**What is expected**
Drop every picture, then transcribe the remaining data exactly.

╭──

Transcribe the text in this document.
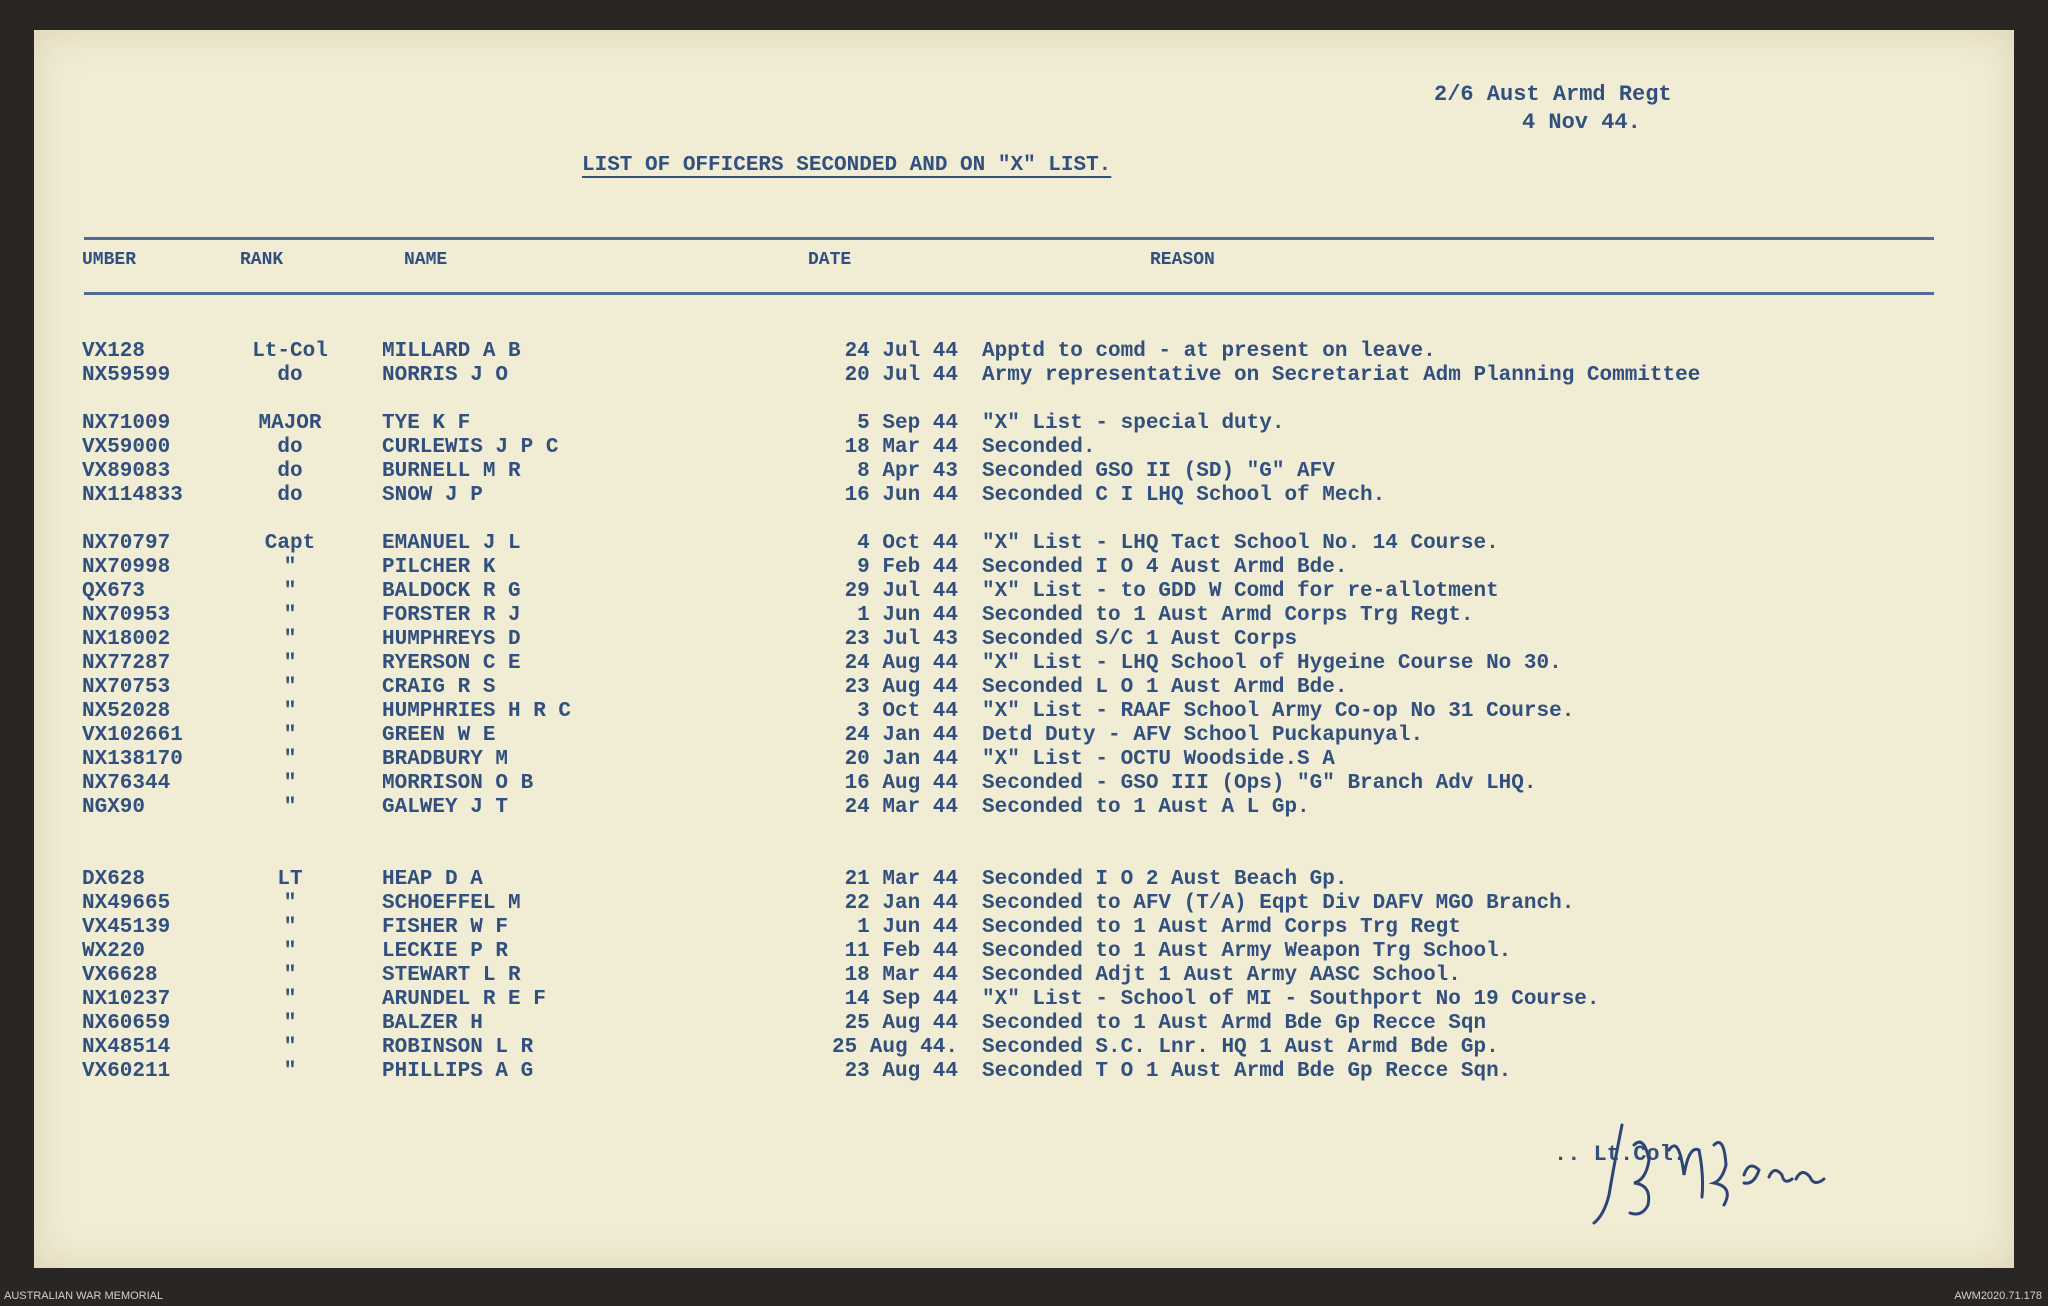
2/6 Aust Armd Regt
4 Nov 44.
LIST OF OFFICERS SECONDED AND ON "X" LIST.
UMBER	RANK	NAME	DATE	REASON
VX128	Lt-Col	MILLARD A B	24 Jul 44 Apptd to comd - at present on leave.
NX59599	do	NORRIS J O	20 Jul 44 Army representative on Secretariat Adm Planning Committee
NX71009	MAJOR	TYE K F	5 Sep 44 "X" List - special duty.
VX59000	do	CURLEWIS J P C	18 Mar 44 Seconded.
VX89083	do	BURNELL M R	8 Apr 43 Seconded GSO II (SD) "G" AFV
NX114833	do	SNOW J P	16 Jun 44 Seconded C I LHQ School of Mech.
NX70797	Capt	EMANUEL J L	4 Oct 44 "X" List - LHQ Tact School No. 14 Course.
NX70998	"	PILCHER K	9 Feb 44 Seconded I O 4 Aust Armd Bde.
QX673	"	BALDOCK R G	29 Jul 44 "X" List - to GDD W Comd for re-allotment
NX70953	"	FORSTER R J	1 Jun 44 Seconded to 1 Aust Armd Corps Trg Regt.
NX18002	"	HUMPHREYS D	23 Jul 43 Seconded S/C 1 Aust Corps
NX77287	"	RYERSON C E	24 Aug 44 "X" List - LHQ School of Hygeine Course No 30.
NX70753	"	CRAIG R S	23 Aug 44 Seconded L O 1 Aust Armd Bde.
NX52028	"	HUMPHRIES H R C	3 Oct 44 "X" List - RAAF School Army Co-op No 31 Course.
VX102661	"	GREEN W E	24 Jan 44 Detd Duty - AFV School Puckapunyal.
NX138170	"	BRADBURY M	20 Jan 44 "X" List - OCTU Woodside.S A
NX76344	"	MORRISON O B	16 Aug 44 Seconded - GSO III (Ops) "G" Branch Adv LHQ.
NGX90	"	GALWEY J T	24 Mar 44 Seconded to 1 Aust A L Gp.
DX628	LT	HEAP D A	21 Mar 44 Seconded I O 2 Aust Beach Gp.
NX49665	"	SCHOEFFEL M	22 Jan 44 Seconded to AFV (T/A) Eqpt Div DAFV MGO Branch.
VX45139	"	FISHER W F	1 Jun 44 Seconded to 1 Aust Armd Corps Trg Regt
WX220	"	LECKIE P R	11 Feb 44 Seconded to 1 Aust Army Weapon Trg School.
VX6628	"	STEWART L R	18 Mar 44 Seconded Adjt 1 Aust Army AASC School.
NX10237	"	ARUNDEL R E F	14 Sep 44 "X" List - School of MI - Southport No 19 Course.
NX60659	"	BALZER H	25 Aug 44 Seconded to 1 Aust Armd Bde Gp Recce Sqn
NX48514	"	ROBINSON L R	25 Aug 44. Seconded S.C. Lnr. HQ 1 Aust Armd Bde Gp.
VX60211	"	PHILLIPS A G	23 Aug 44 Seconded T O 1 Aust Armd Bde Gp Recce Sqn.
.. Lt.Col.
AUSTRALIAN WAR MEMORIAL	AWM2020.71.178
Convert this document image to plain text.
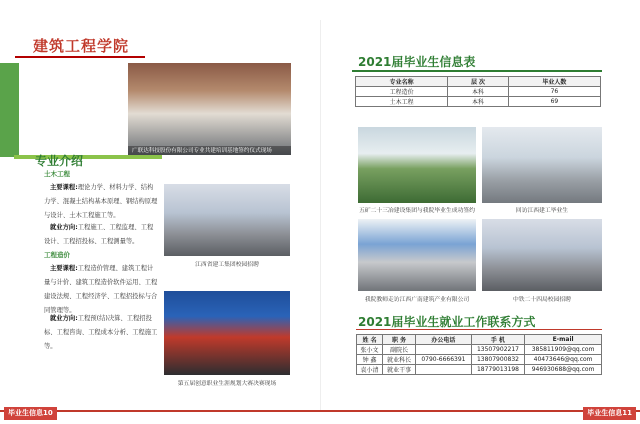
建筑工程学院
广联达科技股份有限公司专业共建培训基地签约仪式现场
专业介绍
土木工程
主要课程:理论力学、材料力学、结构力学、混凝土结构基本原理、钢结构原理与设计、土木工程施工等。
就业方向:工程施工、工程监理、工程设计、工程招投标、工程测量等。
工程造价
主要课程:工程造价管理、建筑工程计量与计价、建筑工程造价软件运用、工程建设法规、工程经济学、工程招投标与合同管理等。
就业方向:工程预(结)决算、工程招投标、工程咨询、工程成本分析、工程施工等。
江西省建工集团校园招聘
第五届创意职业生涯规划大赛决赛现场
毕业生信息10
2021届毕业生信息表
专业名称	层 次	毕业人数
工程造价	本科	76
土木工程	本科	69
五矿二十三冶建设集团与我院毕业生成功签约	回访江西建工毕业生
我院教师走访江西广南建筑产业有限公司	中铁二十四局校园招聘
2021届毕业生就业工作联系方式
姓 名	职 务	办公电话	手 机	E-mail
张小文	副院长		13507902217	385811909@qq.com
钟 鑫	就业科长	0790-6666391	13807900832	40473646@qq.com
袁小清	就业干事		18779013198	946930688@qq.com
毕业生信息11
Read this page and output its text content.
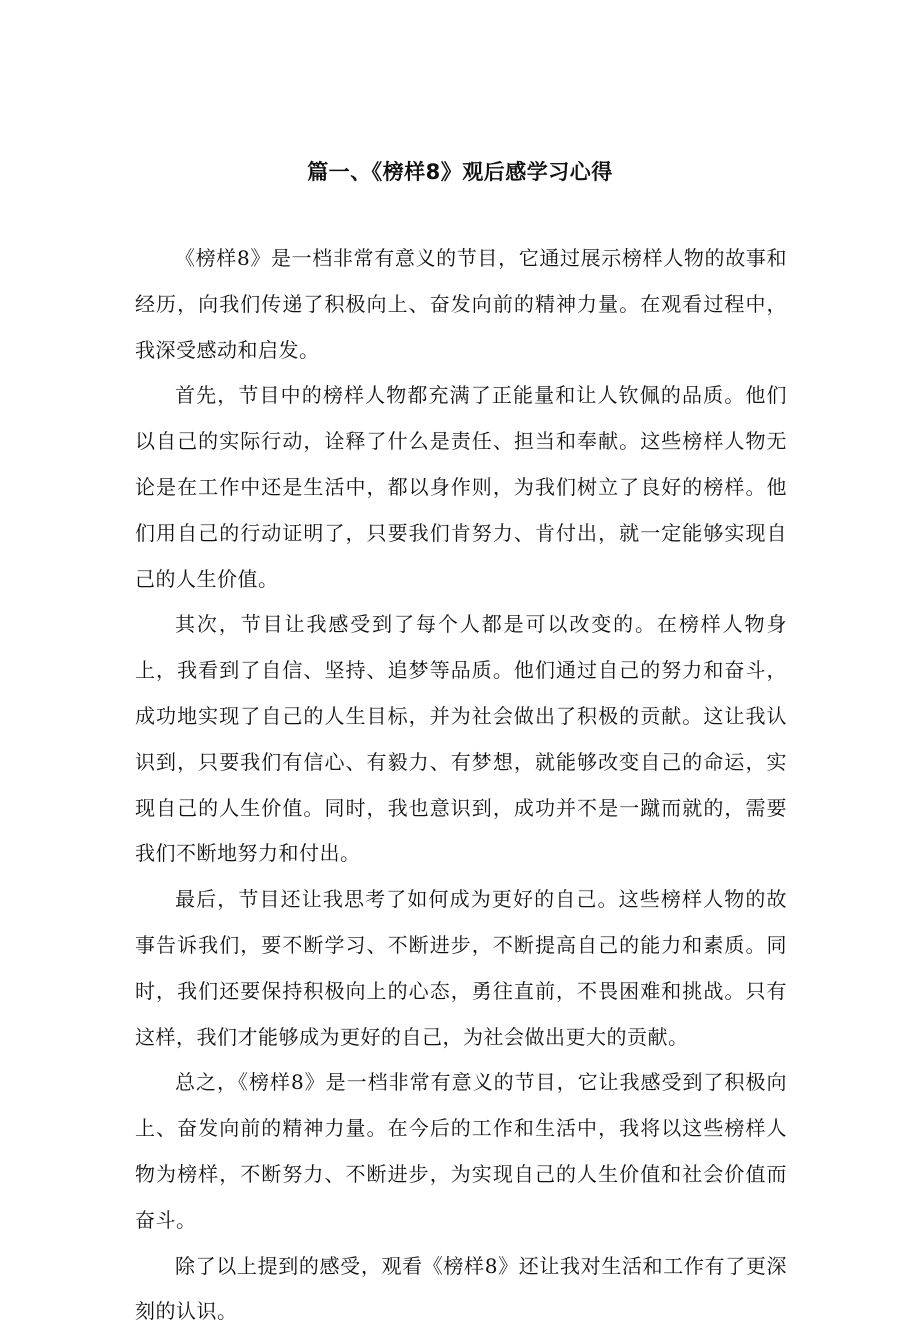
篇一、《榜样8》观后感学习心得

《榜样8》是一档非常有意义的节目，它通过展示榜样人物的故事和经历，向我们传递了积极向上、奋发向前的精神力量。在观看过程中，我深受感动和启发。

首先，节目中的榜样人物都充满了正能量和让人钦佩的品质。他们以自己的实际行动，诠释了什么是责任、担当和奉献。这些榜样人物无论是在工作中还是生活中，都以身作则，为我们树立了良好的榜样。他们用自己的行动证明了，只要我们肯努力、肯付出，就一定能够实现自己的人生价值。

其次，节目让我感受到了每个人都是可以改变的。在榜样人物身上，我看到了自信、坚持、追梦等品质。他们通过自己的努力和奋斗，成功地实现了自己的人生目标，并为社会做出了积极的贡献。这让我认识到，只要我们有信心、有毅力、有梦想，就能够改变自己的命运，实现自己的人生价值。同时，我也意识到，成功并不是一蹴而就的，需要我们不断地努力和付出。

最后，节目还让我思考了如何成为更好的自己。这些榜样人物的故事告诉我们，要不断学习、不断进步，不断提高自己的能力和素质。同时，我们还要保持积极向上的心态，勇往直前，不畏困难和挑战。只有这样，我们才能够成为更好的自己，为社会做出更大的贡献。

总之，《榜样8》是一档非常有意义的节目，它让我感受到了积极向上、奋发向前的精神力量。在今后的工作和生活中，我将以这些榜样人物为榜样，不断努力、不断进步，为实现自己的人生价值和社会价值而奋斗。

除了以上提到的感受，观看《榜样8》还让我对生活和工作有了更深刻的认识。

╰──

**Written solution**
Transcribe the text in this document.
2/6 Aust Armd Regt
4 Nov 44.
LIST OF OFFICERS SECONDED AND ON "X" LIST.
UMBER	RANK	NAME	DATE	REASON
VX128	Lt-Col	MILLARD A B	24 Jul 44 Apptd to comd - at present on leave.
NX59599	do	NORRIS J O	20 Jul 44 Army representative on Secretariat Adm Planning Committee
NX71009	MAJOR	TYE K F	5 Sep 44 "X" List - special duty.
VX59000	do	CURLEWIS J P C	18 Mar 44 Seconded.
VX89083	do	BURNELL M R	8 Apr 43 Seconded GSO II (SD) "G" AFV
NX114833	do	SNOW J P	16 Jun 44 Seconded C I LHQ School of Mech.
NX70797	Capt	EMANUEL J L	4 Oct 44 "X" List - LHQ Tact School No. 14 Course.
NX70998	"	PILCHER K	9 Feb 44 Seconded I O 4 Aust Armd Bde.
QX673	"	BALDOCK R G	29 Jul 44 "X" List - to GDD W Comd for re-allotment
NX70953	"	FORSTER R J	1 Jun 44 Seconded to 1 Aust Armd Corps Trg Regt.
NX18002	"	HUMPHREYS D	23 Jul 43 Seconded S/C 1 Aust Corps
NX77287	"	RYERSON C E	24 Aug 44 "X" List - LHQ School of Hygeine Course No 30.
NX70753	"	CRAIG R S	23 Aug 44 Seconded L O 1 Aust Armd Bde.
NX52028	"	HUMPHRIES H R C	3 Oct 44 "X" List - RAAF School Army Co-op No 31 Course.
VX102661	"	GREEN W E	24 Jan 44 Detd Duty - AFV School Puckapunyal.
NX138170	"	BRADBURY M	20 Jan 44 "X" List - OCTU Woodside.S A
NX76344	"	MORRISON O B	16 Aug 44 Seconded - GSO III (Ops) "G" Branch Adv LHQ.
NGX90	"	GALWEY J T	24 Mar 44 Seconded to 1 Aust A L Gp.
DX628	LT	HEAP D A	21 Mar 44 Seconded I O 2 Aust Beach Gp.
NX49665	"	SCHOEFFEL M	22 Jan 44 Seconded to AFV (T/A) Eqpt Div DAFV MGO Branch.
VX45139	"	FISHER W F	1 Jun 44 Seconded to 1 Aust Armd Corps Trg Regt
WX220	"	LECKIE P R	11 Feb 44 Seconded to 1 Aust Army Weapon Trg School.
VX6628	"	STEWART L R	18 Mar 44 Seconded Adjt 1 Aust Army AASC School.
NX10237	"	ARUNDEL R E F	14 Sep 44 "X" List - School of MI - Southport No 19 Course.
NX60659	"	BALZER H	25 Aug 44 Seconded to 1 Aust Armd Bde Gp Recce Sqn
NX48514	"	ROBINSON L R	25 Aug 44. Seconded S.C. Lnr. HQ 1 Aust Armd Bde Gp.
VX60211	"	PHILLIPS A G	23 Aug 44 Seconded T O 1 Aust Armd Bde Gp Recce Sqn.
.. Lt.Col.
AUSTRALIAN WAR MEMORIAL	AWM2020.71.178
Convert this document image to plain text.
建筑工程学院
广联达科技股份有限公司专业共建培训基地签约仪式现场
专业介绍
土木工程
主要课程:理论力学、材料力学、结构力学、混凝土结构基本原理、钢结构原理与设计、土木工程施工等。
就业方向:工程施工、工程监理、工程设计、工程招投标、工程测量等。
工程造价
主要课程:工程造价管理、建筑工程计量与计价、建筑工程造价软件运用、工程建设法规、工程经济学、工程招投标与合同管理等。
就业方向:工程预(结)决算、工程招投标、工程咨询、工程成本分析、工程施工等。
江西省建工集团校园招聘
第五届创意职业生涯规划大赛决赛现场
毕业生信息10
2021届毕业生信息表
专业名称	层 次	毕业人数
工程造价	本科	76
土木工程	本科	69
五矿二十三冶建设集团与我院毕业生成功签约	回访江西建工毕业生
我院教师走访江西广南建筑产业有限公司	中铁二十四局校园招聘
2021届毕业生就业工作联系方式
姓 名	职 务	办公电话	手 机	E-mail
张小文	副院长		13507902217	385811909@qq.com
钟 鑫	就业科长	0790-6666391	13807900832	40473646@qq.com
袁小清	就业干事		18779013198	946930688@qq.com
毕业生信息11
Read this page and output its text content.
篇一、《榜样8》观后感学习心得

《榜样8》是一档非常有意义的节目，它通过展示榜样人物的故事和经历，向我们传递了积极向上、奋发向前的精神力量。在观看过程中，我深受感动和启发。

首先，节目中的榜样人物都充满了正能量和让人钦佩的品质。他们以自己的实际行动，诠释了什么是责任、担当和奉献。这些榜样人物无论是在工作中还是生活中，都以身作则，为我们树立了良好的榜样。他们用自己的行动证明了，只要我们肯努力、肯付出，就一定能够实现自己的人生价值。

其次，节目让我感受到了每个人都是可以改变的。在榜样人物身上，我看到了自信、坚持、追梦等品质。他们通过自己的努力和奋斗，成功地实现了自己的人生目标，并为社会做出了积极的贡献。这让我认识到，只要我们有信心、有毅力、有梦想，就能够改变自己的命运，实现自己的人生价值。同时，我也意识到，成功并不是一蹴而就的，需要我们不断地努力和付出。

最后，节目还让我思考了如何成为更好的自己。这些榜样人物的故事告诉我们，要不断学习、不断进步，不断提高自己的能力和素质。同时，我们还要保持积极向上的心态，勇往直前，不畏困难和挑战。只有这样，我们才能够成为更好的自己，为社会做出更大的贡献。

总之，《榜样8》是一档非常有意义的节目，它让我感受到了积极向上、奋发向前的精神力量。在今后的工作和生活中，我将以这些榜样人物为榜样，不断努力、不断进步，为实现自己的人生价值和社会价值而奋斗。

除了以上提到的感受，观看《榜样8》还让我对生活和工作有了更深刻的认识。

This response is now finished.